● STATED TASK
Records follow. Select each line holding "DAYTIME".

Saved data entries
---

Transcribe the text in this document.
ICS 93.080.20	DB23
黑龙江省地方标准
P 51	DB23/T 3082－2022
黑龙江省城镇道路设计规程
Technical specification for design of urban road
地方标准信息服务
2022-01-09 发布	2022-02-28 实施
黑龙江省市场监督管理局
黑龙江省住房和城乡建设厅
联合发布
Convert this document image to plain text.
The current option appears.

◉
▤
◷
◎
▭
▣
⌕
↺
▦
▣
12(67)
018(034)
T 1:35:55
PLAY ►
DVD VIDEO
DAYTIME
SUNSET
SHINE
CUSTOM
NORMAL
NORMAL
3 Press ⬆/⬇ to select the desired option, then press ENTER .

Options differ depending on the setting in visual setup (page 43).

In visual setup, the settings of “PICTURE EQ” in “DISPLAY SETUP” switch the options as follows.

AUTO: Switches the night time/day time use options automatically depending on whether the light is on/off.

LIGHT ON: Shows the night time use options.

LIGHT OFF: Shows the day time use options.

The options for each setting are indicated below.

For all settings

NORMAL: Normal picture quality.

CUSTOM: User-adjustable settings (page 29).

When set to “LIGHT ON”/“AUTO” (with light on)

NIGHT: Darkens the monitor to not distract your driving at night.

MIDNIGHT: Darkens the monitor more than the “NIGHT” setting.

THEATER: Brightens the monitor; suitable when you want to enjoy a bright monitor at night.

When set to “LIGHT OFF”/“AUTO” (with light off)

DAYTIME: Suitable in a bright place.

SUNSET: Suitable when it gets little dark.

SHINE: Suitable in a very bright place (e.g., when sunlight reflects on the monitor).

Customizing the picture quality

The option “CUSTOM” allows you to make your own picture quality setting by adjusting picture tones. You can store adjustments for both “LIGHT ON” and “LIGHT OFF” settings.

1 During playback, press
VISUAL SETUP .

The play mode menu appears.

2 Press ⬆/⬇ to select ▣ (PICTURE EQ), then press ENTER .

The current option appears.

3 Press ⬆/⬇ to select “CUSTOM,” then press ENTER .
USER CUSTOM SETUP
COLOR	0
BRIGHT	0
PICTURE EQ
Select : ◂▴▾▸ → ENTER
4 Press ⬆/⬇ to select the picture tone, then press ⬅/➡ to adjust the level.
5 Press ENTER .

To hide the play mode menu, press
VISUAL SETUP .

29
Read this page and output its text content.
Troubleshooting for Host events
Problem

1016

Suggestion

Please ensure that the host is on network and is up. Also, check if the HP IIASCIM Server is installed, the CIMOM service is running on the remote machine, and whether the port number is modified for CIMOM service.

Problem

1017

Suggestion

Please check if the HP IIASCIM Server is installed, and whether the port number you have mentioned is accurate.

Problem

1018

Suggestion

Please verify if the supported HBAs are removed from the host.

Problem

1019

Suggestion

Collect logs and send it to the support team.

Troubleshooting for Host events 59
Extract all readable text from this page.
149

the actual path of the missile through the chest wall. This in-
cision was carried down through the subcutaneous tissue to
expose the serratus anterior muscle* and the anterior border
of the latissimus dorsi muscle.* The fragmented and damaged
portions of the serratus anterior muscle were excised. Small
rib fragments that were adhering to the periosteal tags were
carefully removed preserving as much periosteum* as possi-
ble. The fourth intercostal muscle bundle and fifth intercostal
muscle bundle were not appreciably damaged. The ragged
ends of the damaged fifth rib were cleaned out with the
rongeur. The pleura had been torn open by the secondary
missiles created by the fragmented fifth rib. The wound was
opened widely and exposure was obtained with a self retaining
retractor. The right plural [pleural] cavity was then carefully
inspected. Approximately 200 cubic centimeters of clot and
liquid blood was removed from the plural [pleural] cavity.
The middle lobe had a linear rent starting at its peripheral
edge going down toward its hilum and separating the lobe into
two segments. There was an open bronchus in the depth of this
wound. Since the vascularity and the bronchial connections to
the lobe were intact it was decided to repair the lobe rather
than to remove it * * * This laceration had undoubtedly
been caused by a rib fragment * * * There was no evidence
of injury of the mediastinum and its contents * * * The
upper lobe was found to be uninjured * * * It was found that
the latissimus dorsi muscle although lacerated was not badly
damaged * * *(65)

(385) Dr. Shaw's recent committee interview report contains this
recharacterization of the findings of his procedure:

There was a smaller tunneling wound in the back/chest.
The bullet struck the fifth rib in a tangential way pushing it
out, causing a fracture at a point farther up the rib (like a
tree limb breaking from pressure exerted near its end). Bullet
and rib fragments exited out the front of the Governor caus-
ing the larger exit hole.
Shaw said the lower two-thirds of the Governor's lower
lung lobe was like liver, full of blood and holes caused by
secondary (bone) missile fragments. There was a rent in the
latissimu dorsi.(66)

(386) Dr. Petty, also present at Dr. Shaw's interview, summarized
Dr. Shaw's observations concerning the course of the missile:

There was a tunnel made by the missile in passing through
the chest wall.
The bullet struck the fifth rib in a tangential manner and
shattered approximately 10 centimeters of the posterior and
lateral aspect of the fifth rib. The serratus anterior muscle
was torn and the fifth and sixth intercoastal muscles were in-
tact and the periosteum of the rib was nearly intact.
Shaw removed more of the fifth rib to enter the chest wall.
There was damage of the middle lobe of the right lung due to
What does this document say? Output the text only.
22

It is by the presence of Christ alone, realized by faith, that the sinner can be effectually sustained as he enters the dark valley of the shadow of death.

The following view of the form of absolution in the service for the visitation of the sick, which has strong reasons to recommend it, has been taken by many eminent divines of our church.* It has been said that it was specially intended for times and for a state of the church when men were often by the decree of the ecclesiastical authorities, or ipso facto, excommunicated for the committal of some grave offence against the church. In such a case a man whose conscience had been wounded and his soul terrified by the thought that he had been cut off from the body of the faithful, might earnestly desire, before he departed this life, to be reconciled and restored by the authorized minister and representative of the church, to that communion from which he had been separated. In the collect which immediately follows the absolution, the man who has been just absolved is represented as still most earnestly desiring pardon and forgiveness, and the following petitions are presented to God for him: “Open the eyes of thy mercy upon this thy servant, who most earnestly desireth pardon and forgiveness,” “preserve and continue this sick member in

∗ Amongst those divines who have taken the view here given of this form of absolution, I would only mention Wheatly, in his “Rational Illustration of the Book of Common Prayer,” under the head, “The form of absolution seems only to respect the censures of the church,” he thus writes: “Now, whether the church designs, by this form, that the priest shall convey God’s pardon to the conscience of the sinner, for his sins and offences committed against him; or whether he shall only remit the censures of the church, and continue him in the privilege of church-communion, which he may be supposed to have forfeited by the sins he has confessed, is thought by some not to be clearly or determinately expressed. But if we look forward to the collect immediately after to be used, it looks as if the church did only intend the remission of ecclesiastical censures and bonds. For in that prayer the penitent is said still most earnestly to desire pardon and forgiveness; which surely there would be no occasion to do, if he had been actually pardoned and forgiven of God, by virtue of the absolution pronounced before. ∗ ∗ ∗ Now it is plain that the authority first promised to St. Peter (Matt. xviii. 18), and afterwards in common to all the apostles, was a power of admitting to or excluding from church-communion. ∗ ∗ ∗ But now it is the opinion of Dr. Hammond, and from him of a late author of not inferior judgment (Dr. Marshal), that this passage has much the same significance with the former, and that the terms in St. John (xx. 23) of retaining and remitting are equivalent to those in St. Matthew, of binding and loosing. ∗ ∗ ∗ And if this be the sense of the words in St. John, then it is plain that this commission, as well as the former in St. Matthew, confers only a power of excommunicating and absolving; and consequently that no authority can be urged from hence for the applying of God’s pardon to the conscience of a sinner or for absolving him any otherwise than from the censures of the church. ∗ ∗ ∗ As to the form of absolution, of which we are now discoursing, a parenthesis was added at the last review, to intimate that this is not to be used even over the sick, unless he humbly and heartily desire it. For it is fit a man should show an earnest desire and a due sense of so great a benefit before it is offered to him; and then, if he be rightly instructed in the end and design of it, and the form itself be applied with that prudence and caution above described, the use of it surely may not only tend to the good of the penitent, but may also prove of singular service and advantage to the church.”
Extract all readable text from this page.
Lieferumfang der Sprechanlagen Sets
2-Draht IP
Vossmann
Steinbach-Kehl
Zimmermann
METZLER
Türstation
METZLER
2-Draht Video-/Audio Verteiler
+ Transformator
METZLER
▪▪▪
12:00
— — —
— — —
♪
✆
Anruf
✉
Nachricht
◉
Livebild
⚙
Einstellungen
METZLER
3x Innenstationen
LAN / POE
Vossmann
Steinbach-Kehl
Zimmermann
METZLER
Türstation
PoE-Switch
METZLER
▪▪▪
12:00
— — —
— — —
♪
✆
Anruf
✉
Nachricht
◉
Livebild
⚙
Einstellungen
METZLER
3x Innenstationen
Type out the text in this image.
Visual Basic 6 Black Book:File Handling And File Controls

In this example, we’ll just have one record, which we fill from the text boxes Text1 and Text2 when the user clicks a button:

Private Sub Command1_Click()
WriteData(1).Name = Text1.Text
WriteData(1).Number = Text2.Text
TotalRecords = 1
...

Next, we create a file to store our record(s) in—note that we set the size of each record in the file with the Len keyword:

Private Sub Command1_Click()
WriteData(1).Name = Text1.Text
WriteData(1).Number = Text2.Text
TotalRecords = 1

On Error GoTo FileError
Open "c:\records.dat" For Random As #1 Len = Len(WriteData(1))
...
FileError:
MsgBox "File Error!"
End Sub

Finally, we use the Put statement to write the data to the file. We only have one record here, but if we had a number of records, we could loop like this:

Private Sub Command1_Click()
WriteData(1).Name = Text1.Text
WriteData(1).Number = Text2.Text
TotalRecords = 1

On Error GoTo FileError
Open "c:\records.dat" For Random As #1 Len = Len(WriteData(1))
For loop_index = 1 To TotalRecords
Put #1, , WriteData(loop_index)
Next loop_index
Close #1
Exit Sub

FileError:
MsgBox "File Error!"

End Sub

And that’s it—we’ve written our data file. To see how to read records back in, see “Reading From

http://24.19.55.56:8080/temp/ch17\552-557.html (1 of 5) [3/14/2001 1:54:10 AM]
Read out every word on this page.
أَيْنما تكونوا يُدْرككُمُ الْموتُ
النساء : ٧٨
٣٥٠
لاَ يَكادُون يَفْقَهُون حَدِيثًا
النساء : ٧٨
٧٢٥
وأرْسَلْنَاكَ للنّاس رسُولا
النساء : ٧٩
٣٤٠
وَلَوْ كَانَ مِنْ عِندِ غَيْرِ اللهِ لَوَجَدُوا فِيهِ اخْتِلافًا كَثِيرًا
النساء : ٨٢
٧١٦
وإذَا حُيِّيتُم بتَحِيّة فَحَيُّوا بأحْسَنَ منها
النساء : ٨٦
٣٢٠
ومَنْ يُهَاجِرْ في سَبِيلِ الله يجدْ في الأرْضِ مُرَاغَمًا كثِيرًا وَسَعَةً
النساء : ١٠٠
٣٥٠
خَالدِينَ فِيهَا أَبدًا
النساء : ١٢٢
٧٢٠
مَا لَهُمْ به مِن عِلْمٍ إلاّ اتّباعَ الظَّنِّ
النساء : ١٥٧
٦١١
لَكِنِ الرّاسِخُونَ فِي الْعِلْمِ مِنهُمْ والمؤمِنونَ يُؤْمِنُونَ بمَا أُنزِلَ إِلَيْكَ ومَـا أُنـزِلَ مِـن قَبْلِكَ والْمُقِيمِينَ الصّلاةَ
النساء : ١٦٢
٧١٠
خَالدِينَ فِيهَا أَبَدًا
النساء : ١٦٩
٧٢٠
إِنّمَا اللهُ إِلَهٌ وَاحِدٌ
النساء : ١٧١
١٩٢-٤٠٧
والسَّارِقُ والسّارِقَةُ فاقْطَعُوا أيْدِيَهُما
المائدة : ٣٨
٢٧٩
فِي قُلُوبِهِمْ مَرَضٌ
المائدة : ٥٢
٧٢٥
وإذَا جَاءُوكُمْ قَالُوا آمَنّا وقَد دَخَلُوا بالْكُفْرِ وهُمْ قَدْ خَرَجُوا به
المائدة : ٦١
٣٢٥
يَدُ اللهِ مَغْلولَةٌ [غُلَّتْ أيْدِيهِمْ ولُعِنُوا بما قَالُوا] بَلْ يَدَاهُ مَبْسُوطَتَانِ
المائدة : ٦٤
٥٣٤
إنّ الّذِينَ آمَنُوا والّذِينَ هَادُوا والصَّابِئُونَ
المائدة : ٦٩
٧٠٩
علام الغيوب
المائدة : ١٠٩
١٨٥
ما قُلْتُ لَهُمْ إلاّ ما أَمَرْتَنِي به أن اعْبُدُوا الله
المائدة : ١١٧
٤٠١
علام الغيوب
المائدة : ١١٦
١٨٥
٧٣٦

---

● FINISHED TASK
DAYTIME
DAYTIME: Suitable in a bright place.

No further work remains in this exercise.